*Written task:*
Gather each line in the entries that includes the string "MichaelVaughan".
◇ ◇ ◇ ◇
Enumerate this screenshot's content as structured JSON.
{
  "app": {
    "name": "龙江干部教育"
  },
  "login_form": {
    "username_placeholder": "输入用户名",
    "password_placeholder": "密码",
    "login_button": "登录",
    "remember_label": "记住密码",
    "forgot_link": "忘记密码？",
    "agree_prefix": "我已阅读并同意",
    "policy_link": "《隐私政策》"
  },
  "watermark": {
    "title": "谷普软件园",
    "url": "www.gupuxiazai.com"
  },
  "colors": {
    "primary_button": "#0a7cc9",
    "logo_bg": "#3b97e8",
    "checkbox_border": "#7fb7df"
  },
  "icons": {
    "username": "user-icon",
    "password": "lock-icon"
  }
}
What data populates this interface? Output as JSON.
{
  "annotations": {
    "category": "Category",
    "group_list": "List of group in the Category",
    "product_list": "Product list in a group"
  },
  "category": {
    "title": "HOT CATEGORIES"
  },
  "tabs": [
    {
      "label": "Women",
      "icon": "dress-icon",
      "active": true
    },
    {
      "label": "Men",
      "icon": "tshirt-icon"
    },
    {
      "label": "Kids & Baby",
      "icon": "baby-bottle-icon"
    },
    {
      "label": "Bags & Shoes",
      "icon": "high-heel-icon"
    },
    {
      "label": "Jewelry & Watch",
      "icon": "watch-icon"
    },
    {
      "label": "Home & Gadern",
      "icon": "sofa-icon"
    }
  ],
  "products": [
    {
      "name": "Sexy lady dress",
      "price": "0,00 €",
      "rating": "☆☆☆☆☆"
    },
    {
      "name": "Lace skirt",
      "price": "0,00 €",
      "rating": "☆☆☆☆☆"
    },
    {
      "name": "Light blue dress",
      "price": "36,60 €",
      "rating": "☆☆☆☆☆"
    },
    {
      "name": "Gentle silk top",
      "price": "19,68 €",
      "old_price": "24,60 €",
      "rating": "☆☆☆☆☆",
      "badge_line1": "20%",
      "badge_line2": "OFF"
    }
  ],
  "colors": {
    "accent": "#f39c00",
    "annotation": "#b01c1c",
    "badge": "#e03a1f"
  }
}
◇ ◇ ◇ ◇
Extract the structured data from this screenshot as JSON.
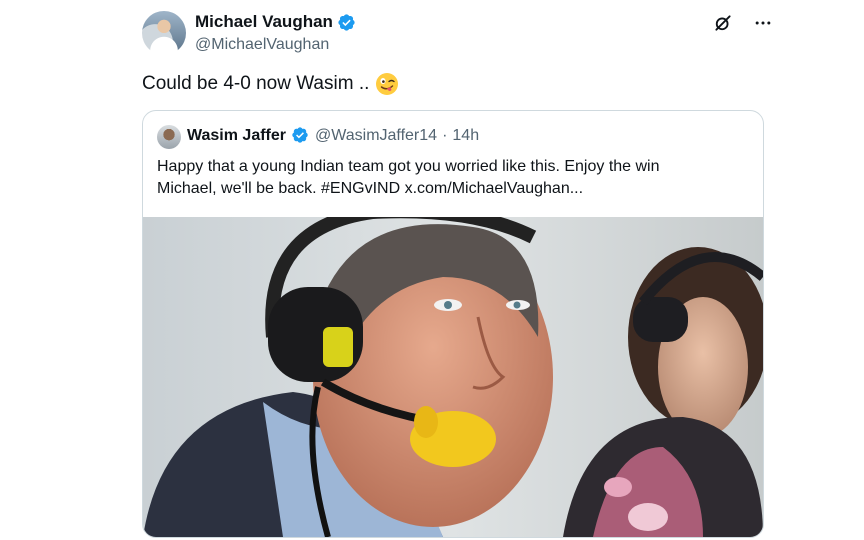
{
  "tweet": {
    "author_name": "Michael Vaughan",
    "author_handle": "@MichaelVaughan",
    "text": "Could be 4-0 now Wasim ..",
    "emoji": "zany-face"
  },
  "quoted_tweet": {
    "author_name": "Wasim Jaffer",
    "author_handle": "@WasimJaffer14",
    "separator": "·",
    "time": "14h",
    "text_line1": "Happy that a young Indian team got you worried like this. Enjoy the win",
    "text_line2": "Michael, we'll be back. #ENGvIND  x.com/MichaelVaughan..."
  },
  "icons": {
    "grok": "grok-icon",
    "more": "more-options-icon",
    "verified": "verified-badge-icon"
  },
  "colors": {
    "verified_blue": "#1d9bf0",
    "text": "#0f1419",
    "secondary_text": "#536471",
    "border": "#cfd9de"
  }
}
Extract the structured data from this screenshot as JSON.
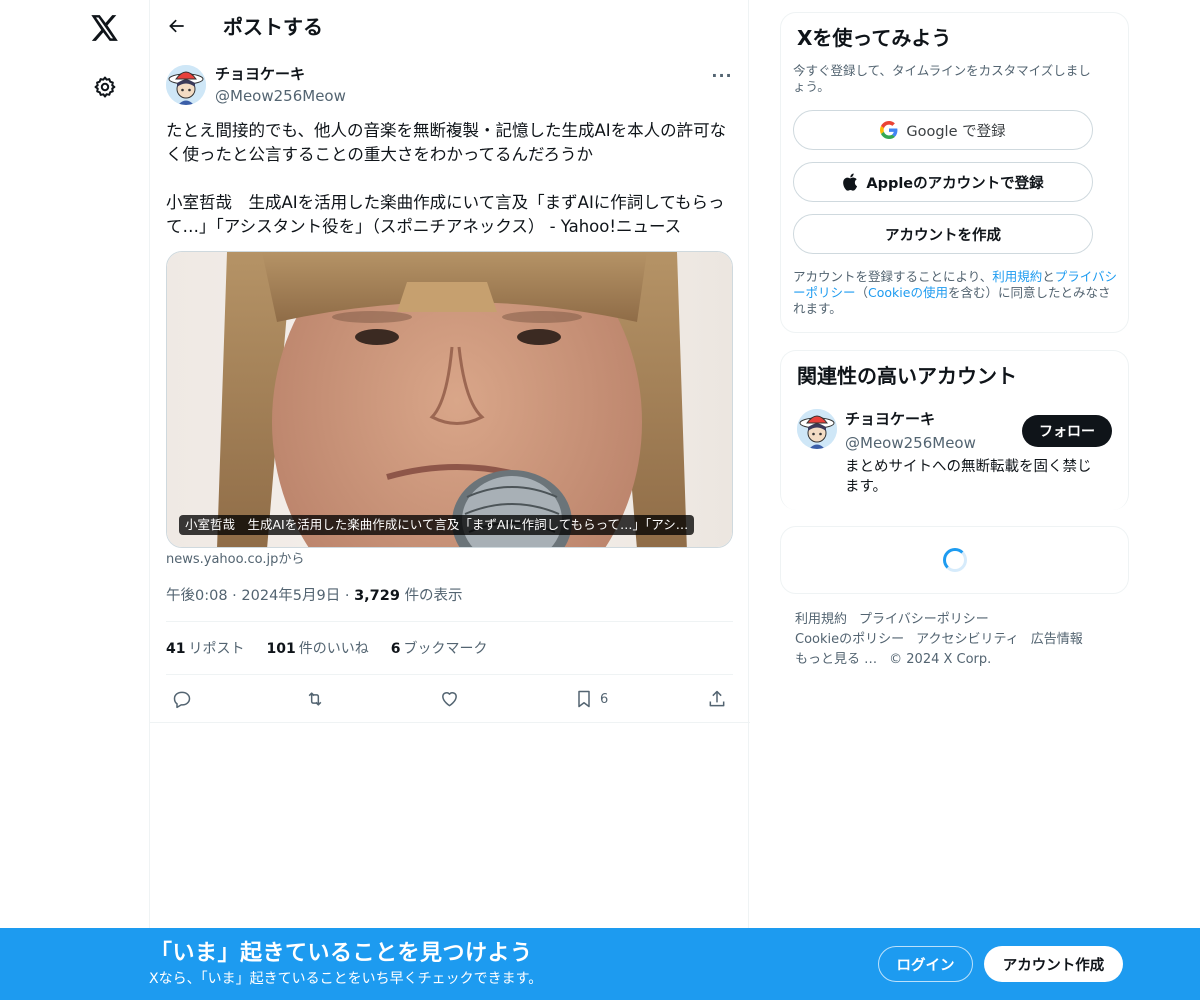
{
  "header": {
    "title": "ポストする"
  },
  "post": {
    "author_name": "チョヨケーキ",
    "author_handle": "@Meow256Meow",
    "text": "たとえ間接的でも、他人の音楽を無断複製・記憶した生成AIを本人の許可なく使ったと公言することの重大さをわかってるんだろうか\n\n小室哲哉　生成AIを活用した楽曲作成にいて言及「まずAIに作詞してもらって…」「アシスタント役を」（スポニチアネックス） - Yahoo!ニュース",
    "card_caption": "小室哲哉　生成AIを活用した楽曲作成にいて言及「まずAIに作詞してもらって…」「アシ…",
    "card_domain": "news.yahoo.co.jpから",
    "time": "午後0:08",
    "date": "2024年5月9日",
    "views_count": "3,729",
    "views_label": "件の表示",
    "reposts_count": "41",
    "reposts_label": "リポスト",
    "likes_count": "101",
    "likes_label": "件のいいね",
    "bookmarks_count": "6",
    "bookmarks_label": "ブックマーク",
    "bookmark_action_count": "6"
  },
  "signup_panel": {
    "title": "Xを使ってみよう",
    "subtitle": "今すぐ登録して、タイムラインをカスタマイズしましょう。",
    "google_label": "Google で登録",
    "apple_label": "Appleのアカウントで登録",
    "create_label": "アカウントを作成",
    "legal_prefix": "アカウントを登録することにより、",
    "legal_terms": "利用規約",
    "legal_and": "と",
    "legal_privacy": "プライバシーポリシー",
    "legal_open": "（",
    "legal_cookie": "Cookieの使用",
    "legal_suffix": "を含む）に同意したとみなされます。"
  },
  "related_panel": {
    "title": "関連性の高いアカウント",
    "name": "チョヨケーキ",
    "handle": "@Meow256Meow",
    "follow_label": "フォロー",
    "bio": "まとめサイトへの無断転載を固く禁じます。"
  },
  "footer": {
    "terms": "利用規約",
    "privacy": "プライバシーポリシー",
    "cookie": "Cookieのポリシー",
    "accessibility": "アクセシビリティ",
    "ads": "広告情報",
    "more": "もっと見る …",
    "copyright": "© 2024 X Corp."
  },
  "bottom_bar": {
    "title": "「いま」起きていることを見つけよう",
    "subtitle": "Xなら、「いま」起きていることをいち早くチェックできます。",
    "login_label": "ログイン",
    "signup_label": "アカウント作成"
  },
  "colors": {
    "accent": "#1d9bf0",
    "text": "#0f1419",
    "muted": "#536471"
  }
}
◇ ◇ ◇ ◇
*The solution:*
    "author_handle": "@MichaelVaughan",
    "text_line2": "Michael, we'll be back. #ENGvIND  x.com/MichaelVaughan..."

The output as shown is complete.